Start
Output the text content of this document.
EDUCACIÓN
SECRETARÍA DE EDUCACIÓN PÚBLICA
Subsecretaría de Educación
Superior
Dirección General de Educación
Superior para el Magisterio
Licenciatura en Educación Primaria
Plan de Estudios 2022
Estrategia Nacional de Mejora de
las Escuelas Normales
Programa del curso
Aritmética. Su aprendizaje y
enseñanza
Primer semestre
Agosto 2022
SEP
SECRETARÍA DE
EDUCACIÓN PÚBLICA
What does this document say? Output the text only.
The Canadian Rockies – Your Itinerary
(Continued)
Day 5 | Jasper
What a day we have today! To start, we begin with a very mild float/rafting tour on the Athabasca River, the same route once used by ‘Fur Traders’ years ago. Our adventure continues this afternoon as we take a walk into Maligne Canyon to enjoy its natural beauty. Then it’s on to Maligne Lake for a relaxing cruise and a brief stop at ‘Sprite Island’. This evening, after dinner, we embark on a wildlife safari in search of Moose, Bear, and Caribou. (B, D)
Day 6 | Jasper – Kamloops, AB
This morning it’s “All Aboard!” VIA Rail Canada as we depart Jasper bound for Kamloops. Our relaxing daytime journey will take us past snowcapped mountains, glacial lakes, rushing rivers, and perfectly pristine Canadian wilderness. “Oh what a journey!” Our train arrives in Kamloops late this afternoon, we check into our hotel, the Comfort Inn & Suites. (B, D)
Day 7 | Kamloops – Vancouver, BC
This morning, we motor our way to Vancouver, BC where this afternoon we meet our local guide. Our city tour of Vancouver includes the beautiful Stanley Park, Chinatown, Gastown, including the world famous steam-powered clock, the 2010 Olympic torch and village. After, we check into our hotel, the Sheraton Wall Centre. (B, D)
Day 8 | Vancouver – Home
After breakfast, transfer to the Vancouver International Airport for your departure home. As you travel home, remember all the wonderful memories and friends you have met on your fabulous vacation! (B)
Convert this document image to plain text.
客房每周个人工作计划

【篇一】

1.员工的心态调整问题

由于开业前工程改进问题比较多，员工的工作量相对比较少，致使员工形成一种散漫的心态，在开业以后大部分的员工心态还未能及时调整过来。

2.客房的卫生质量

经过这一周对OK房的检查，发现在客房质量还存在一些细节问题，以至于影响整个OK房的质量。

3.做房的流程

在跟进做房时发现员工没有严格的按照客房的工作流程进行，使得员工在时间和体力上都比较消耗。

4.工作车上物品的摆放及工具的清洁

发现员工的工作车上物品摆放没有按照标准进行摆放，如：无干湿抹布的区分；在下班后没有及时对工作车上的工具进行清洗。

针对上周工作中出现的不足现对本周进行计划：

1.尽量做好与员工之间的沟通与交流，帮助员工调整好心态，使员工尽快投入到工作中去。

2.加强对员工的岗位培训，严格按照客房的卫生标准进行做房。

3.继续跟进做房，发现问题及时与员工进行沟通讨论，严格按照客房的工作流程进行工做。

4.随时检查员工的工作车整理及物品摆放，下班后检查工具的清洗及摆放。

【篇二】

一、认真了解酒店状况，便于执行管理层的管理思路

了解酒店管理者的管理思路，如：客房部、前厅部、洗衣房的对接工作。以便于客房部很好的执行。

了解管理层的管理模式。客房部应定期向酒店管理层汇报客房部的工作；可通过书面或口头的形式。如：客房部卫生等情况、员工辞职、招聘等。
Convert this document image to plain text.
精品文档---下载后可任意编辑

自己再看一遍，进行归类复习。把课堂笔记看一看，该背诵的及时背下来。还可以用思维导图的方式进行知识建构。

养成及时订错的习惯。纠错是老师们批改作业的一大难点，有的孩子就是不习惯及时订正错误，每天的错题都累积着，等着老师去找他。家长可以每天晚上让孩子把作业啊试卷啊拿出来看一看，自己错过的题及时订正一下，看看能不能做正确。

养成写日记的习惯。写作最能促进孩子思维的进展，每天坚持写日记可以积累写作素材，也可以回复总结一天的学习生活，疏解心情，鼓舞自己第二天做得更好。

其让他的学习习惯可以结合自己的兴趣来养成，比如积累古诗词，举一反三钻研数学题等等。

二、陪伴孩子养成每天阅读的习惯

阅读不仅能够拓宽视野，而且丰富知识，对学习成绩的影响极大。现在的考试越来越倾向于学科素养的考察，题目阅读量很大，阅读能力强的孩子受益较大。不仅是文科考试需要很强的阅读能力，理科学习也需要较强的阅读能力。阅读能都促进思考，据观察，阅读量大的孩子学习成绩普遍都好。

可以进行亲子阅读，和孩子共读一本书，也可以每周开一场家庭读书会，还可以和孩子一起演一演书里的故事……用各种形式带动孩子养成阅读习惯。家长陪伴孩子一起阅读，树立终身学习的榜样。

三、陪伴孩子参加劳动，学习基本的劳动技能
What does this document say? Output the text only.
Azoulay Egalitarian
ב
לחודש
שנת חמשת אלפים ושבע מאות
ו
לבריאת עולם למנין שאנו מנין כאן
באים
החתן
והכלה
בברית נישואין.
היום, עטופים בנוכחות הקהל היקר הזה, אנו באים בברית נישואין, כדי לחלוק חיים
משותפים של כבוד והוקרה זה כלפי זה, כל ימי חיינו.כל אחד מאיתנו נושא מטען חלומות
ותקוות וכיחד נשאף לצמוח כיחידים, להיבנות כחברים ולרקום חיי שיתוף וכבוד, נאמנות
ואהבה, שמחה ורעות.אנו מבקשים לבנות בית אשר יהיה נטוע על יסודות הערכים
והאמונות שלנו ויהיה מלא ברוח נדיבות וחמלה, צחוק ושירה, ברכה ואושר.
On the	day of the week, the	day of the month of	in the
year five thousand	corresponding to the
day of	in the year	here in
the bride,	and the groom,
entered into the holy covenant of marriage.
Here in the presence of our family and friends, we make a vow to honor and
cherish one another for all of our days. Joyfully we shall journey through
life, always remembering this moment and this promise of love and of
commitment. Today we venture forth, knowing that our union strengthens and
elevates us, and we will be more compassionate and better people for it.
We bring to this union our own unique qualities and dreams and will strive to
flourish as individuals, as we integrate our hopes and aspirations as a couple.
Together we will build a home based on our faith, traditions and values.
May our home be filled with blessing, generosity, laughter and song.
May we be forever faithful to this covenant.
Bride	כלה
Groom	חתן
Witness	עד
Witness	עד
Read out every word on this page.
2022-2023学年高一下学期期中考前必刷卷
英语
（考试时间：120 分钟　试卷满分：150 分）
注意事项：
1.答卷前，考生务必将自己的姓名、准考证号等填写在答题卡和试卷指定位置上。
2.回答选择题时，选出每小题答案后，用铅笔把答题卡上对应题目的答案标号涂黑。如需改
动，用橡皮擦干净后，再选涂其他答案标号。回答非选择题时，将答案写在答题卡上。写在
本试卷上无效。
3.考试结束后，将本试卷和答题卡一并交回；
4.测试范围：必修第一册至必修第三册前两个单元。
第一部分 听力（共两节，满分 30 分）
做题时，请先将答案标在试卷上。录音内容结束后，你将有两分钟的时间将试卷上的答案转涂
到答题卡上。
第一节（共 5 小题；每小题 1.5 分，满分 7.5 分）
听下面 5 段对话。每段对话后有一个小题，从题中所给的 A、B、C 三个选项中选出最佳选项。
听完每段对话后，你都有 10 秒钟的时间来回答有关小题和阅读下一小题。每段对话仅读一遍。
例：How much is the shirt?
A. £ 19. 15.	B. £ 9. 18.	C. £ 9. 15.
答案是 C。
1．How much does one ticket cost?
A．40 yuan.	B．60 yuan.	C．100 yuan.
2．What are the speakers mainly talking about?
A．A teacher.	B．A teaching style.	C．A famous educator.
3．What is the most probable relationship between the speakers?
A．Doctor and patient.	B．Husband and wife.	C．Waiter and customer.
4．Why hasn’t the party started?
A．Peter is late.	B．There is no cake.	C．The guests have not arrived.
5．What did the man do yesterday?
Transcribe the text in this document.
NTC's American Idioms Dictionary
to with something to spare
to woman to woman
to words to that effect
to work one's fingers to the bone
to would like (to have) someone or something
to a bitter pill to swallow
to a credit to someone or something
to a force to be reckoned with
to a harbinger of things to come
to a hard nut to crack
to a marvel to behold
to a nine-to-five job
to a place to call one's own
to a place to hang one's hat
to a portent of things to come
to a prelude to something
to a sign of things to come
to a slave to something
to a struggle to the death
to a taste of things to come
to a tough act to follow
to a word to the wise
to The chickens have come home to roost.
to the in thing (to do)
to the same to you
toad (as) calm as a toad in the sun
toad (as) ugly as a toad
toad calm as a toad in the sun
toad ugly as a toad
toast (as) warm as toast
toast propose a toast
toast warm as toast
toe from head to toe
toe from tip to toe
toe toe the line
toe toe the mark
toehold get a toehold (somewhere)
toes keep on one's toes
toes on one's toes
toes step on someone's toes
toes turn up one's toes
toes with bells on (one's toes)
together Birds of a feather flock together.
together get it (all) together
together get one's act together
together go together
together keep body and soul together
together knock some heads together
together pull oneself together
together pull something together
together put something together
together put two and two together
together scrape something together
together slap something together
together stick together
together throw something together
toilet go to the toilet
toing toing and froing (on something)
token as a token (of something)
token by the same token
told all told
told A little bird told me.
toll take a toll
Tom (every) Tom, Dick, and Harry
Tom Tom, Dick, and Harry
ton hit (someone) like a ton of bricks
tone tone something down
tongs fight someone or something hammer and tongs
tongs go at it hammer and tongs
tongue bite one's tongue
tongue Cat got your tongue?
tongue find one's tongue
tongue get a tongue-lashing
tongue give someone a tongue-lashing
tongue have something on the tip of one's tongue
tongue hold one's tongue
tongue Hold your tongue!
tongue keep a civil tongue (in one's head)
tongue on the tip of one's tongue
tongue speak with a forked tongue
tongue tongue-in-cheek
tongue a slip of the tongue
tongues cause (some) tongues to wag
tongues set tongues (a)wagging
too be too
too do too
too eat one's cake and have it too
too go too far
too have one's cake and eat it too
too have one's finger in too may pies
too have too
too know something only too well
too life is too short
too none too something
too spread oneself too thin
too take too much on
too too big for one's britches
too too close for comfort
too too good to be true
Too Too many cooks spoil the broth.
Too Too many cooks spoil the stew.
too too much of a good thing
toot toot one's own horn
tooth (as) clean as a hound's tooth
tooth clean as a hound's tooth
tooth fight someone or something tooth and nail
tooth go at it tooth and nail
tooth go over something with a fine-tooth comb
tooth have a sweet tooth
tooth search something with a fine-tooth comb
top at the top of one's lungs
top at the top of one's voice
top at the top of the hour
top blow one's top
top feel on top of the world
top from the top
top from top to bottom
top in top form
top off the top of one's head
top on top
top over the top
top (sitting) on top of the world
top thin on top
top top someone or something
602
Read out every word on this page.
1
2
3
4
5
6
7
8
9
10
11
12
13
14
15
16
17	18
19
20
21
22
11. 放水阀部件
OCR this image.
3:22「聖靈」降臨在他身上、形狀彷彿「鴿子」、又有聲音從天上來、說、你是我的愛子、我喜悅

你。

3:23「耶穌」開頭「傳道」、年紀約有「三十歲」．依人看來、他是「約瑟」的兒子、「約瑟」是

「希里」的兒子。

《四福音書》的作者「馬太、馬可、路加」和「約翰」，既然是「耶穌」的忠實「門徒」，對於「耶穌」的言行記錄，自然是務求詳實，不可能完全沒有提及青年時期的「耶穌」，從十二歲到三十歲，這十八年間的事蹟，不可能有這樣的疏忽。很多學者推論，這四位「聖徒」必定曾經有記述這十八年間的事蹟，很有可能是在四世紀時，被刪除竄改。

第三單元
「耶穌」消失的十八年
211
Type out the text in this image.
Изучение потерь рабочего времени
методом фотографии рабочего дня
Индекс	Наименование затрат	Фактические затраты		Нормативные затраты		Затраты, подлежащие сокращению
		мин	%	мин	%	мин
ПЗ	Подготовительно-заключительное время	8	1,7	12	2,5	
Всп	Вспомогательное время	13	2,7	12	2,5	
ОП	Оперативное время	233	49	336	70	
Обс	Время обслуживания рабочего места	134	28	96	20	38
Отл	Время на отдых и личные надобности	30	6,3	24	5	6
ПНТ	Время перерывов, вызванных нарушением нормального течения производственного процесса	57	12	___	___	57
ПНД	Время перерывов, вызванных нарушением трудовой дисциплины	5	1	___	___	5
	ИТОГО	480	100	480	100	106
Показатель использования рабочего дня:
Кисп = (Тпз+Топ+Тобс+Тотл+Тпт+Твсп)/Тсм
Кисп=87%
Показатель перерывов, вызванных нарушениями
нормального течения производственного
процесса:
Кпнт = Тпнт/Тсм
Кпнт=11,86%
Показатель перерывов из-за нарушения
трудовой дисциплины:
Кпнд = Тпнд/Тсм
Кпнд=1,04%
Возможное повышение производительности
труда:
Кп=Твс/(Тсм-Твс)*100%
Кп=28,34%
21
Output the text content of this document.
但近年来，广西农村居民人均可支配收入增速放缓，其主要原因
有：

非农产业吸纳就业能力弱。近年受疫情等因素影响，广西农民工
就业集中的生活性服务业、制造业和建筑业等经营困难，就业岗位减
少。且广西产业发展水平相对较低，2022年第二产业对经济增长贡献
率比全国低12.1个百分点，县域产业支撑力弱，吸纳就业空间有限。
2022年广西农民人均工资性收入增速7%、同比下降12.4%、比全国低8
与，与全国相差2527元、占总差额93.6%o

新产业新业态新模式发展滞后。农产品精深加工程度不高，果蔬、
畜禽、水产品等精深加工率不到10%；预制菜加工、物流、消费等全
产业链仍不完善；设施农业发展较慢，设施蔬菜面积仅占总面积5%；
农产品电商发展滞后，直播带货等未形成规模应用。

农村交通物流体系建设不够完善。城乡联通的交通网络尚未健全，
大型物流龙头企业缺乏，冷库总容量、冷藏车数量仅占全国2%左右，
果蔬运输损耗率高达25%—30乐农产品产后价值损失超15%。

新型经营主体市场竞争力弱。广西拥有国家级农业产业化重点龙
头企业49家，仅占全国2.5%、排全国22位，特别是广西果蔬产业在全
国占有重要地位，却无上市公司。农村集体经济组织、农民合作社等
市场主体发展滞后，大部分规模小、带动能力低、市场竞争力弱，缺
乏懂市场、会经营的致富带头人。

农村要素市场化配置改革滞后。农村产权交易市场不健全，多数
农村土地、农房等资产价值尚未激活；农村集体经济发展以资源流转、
End
**Written task**:
Each line in the data that holds the string "בברית" should be found and copied.

**Result below**:
בברית נישואין.
היום, עטופים בנוכחות הקהל היקר הזה, אנו באים בברית נישואין, כדי לחלוק חיים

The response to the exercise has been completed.